→ **Exercise aim**: Going through the material below, please gather all lines with the word "classroom" in them.
= = =
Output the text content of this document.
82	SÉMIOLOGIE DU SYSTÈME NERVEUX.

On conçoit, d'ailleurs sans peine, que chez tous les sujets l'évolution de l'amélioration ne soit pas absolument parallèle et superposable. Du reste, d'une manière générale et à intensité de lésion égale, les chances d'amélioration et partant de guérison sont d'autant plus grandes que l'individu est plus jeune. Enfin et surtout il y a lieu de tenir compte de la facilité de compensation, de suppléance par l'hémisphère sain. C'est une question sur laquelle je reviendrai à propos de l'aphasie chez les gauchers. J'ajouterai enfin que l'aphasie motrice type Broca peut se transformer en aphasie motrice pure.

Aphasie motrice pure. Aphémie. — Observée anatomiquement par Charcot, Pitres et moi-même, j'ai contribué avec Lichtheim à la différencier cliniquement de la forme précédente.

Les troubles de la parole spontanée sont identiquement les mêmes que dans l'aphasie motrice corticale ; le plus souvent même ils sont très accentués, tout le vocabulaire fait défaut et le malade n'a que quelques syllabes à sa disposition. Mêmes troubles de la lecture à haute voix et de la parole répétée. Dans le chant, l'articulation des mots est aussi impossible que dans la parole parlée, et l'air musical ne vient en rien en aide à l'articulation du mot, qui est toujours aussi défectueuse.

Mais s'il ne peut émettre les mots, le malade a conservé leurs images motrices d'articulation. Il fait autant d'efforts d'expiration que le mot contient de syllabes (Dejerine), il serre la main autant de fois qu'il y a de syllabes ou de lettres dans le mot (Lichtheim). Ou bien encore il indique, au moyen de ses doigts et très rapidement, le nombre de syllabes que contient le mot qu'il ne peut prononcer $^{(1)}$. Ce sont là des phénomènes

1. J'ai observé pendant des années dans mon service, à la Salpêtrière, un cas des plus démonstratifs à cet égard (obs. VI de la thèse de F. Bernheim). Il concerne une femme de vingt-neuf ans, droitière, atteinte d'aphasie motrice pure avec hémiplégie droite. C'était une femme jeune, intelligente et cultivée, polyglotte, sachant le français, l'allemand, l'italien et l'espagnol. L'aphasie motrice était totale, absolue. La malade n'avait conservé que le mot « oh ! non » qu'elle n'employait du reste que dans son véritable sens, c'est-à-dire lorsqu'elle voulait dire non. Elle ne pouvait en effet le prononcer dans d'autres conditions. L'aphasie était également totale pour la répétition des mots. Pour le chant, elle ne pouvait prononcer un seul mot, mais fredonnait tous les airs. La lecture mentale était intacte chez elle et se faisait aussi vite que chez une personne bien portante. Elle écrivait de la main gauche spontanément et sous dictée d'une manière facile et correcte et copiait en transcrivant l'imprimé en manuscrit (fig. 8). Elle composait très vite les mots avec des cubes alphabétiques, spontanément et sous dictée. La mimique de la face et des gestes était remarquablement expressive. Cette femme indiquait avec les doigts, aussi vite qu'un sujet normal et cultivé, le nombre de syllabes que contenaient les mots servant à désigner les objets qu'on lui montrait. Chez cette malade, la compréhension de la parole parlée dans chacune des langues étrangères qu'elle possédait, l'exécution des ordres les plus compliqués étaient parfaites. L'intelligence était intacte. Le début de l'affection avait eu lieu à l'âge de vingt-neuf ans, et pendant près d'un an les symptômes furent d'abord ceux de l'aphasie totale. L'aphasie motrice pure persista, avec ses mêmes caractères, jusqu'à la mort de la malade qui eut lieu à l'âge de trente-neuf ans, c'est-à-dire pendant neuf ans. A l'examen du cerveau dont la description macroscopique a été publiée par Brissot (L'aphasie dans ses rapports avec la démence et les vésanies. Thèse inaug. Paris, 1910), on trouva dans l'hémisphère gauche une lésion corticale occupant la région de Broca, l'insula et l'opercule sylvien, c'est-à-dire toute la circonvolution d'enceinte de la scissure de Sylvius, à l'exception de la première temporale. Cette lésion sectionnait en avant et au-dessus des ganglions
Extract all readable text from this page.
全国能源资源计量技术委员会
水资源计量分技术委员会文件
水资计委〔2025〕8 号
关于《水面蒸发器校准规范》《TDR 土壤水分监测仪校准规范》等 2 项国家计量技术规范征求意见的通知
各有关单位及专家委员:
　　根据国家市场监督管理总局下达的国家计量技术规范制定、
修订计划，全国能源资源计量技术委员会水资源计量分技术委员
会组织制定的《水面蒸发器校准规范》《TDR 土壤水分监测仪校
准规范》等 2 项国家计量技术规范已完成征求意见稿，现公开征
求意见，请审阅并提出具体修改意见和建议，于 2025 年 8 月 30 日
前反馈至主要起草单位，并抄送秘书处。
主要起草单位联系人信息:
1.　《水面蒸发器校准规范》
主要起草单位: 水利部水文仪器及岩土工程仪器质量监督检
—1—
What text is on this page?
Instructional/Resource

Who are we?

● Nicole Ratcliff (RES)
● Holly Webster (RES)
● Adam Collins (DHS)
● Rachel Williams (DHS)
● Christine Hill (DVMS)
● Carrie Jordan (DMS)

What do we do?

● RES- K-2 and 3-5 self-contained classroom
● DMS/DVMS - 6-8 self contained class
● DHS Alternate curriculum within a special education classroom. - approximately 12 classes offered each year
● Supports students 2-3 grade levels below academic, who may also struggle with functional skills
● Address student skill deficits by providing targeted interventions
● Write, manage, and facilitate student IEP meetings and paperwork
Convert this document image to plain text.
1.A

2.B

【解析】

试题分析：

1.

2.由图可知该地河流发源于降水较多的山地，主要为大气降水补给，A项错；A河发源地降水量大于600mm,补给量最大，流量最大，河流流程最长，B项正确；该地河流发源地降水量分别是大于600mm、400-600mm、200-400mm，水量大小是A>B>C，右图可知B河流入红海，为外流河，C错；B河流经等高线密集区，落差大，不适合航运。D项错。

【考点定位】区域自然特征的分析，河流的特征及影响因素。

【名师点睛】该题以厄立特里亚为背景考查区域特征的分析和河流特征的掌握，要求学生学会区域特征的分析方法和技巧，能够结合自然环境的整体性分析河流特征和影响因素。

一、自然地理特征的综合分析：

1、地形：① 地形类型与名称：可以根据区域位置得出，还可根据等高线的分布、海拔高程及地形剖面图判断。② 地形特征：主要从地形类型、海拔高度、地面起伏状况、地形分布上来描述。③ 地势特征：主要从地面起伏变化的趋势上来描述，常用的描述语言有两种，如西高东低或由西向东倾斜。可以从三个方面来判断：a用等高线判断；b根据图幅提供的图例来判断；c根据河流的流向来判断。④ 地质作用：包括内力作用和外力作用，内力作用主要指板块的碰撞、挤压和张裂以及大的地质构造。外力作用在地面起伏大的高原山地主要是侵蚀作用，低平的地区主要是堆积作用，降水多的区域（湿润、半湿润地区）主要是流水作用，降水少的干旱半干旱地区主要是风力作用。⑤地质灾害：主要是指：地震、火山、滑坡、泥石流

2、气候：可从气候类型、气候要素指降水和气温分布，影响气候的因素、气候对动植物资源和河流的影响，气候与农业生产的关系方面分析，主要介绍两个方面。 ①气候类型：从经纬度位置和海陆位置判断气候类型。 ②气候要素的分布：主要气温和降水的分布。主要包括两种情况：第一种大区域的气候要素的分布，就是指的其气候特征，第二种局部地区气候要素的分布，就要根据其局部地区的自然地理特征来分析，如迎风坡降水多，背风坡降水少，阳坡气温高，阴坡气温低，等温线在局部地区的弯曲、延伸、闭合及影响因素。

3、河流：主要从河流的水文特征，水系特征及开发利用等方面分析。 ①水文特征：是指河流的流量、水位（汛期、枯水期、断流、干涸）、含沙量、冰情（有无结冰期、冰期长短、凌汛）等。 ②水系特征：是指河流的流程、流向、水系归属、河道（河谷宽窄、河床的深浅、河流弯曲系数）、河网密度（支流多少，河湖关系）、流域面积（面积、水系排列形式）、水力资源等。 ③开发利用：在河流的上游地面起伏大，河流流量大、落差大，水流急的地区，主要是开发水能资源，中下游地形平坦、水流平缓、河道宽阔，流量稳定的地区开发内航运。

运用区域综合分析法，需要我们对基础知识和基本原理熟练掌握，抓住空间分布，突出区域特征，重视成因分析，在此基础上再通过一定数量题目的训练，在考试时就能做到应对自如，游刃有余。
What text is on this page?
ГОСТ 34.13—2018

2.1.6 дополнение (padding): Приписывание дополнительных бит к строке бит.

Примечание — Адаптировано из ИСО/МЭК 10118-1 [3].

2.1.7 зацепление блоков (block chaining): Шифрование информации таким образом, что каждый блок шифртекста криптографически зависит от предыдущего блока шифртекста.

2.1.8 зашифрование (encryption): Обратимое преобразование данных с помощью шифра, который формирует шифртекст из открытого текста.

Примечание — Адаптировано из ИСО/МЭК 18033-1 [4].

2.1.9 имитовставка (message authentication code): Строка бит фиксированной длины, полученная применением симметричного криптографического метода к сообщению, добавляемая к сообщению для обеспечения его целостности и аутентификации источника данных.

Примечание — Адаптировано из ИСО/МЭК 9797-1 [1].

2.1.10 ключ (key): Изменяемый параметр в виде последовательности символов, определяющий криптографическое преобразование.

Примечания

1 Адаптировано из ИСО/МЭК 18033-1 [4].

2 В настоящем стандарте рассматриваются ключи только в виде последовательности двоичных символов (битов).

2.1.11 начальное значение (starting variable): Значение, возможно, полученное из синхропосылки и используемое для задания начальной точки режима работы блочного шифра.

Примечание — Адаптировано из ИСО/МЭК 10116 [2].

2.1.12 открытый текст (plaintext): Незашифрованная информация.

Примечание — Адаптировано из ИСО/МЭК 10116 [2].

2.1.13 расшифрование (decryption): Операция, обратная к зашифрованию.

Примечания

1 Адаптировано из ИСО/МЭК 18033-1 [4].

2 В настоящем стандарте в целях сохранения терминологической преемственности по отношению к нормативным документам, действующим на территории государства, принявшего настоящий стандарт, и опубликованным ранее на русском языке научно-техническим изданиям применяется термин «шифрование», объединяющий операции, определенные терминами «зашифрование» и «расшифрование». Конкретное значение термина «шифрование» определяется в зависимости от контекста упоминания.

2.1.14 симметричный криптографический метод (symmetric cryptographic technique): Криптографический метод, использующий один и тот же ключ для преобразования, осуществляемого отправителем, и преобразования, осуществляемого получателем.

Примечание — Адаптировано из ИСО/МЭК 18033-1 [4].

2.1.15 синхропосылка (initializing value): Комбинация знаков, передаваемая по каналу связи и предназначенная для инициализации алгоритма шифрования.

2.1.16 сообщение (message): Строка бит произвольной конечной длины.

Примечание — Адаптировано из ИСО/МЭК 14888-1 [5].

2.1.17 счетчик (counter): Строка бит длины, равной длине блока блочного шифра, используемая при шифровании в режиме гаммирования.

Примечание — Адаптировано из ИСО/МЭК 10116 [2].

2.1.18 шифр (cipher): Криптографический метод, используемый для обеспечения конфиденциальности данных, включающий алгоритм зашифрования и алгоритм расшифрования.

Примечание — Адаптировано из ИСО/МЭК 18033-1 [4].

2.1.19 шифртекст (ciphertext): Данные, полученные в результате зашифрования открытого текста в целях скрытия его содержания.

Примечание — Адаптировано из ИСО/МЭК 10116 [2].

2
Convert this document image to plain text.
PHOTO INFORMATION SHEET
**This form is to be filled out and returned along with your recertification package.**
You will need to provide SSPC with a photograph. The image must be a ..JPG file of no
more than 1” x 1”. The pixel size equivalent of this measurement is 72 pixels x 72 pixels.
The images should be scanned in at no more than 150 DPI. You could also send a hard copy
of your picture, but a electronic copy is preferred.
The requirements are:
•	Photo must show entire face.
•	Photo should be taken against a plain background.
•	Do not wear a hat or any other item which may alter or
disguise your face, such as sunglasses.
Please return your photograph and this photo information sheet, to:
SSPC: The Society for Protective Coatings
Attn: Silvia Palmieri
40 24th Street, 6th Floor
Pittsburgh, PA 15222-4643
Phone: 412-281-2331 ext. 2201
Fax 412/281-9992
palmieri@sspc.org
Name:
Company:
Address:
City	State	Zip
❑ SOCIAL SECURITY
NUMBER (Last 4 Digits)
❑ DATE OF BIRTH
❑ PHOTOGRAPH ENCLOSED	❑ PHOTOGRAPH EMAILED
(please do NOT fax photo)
= = =
→ **Complete answer**:
● RES- K-2 and 3-5 self-contained classroom
● DHS Alternate curriculum within a special education classroom. - approximately 12 classes offered each year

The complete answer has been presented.